> _YOUR GOAL_
Omit every picture and write out the rest of the records exactly.

> _DATA FOR THIS EXERCISE_
•••••
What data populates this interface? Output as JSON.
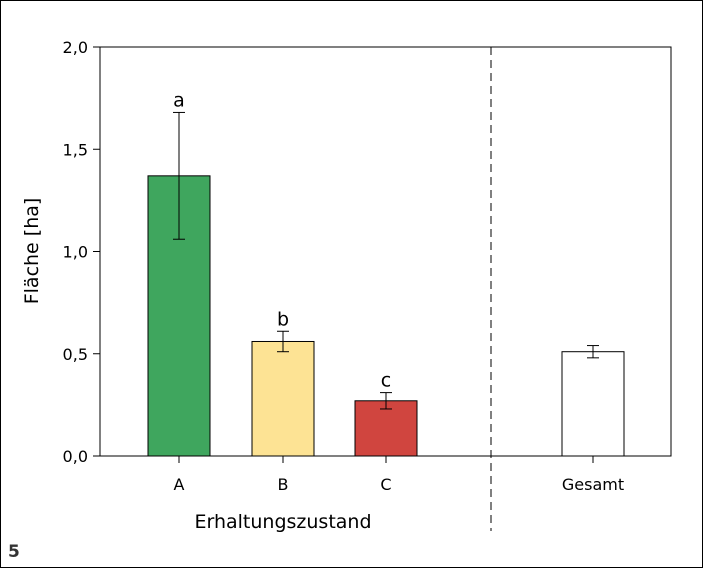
{
  "figure_number": "5",
  "chart_data": {
    "type": "bar",
    "categories": [
      "A",
      "B",
      "C",
      "Gesamt"
    ],
    "values": [
      1.37,
      0.56,
      0.27,
      0.51
    ],
    "errors": [
      0.31,
      0.05,
      0.04,
      0.03
    ],
    "significance_letters": [
      "a",
      "b",
      "c",
      ""
    ],
    "colors": [
      "#3fa65e",
      "#fde394",
      "#d0453f",
      "#ffffff"
    ],
    "ylabel": "Fläche [ha]",
    "xlabel": "Erhaltungszustand",
    "ylim": [
      0,
      2.0
    ],
    "yticks": [
      0.0,
      0.5,
      1.0,
      1.5,
      2.0
    ],
    "ytick_labels": [
      "0,0",
      "0,5",
      "1,0",
      "1,5",
      "2,0"
    ],
    "separator": "dashed line between C and Gesamt",
    "grid": false
  }
}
•••••
> _EXPECTED ANSWER_
What data populates this interface? Output as JSON.
{
  "figure_number": "5",
  "chart_data": {
    "type": "bar",
    "categories": [
      "A",
      "B",
      "C",
      "Gesamt"
    ],
    "values": [
      1.37,
      0.56,
      0.27,
      0.51
    ],
    "errors": [
      0.31,
      0.05,
      0.04,
      0.03
    ],
    "significance_letters": [
      "a",
      "b",
      "c",
      ""
    ],
    "colors": [
      "#3fa65e",
      "#fde394",
      "#d0453f",
      "#ffffff"
    ],
    "ylabel": "Fläche [ha]",
    "xlabel": "Erhaltungszustand",
    "ylim": [
      0,
      2.0
    ],
    "yticks": [
      0.0,
      0.5,
      1.0,
      1.5,
      2.0
    ],
    "ytick_labels": [
      "0,0",
      "0,5",
      "1,0",
      "1,5",
      "2,0"
    ],
    "separator": "dashed line between C and Gesamt",
    "grid": false
  }
}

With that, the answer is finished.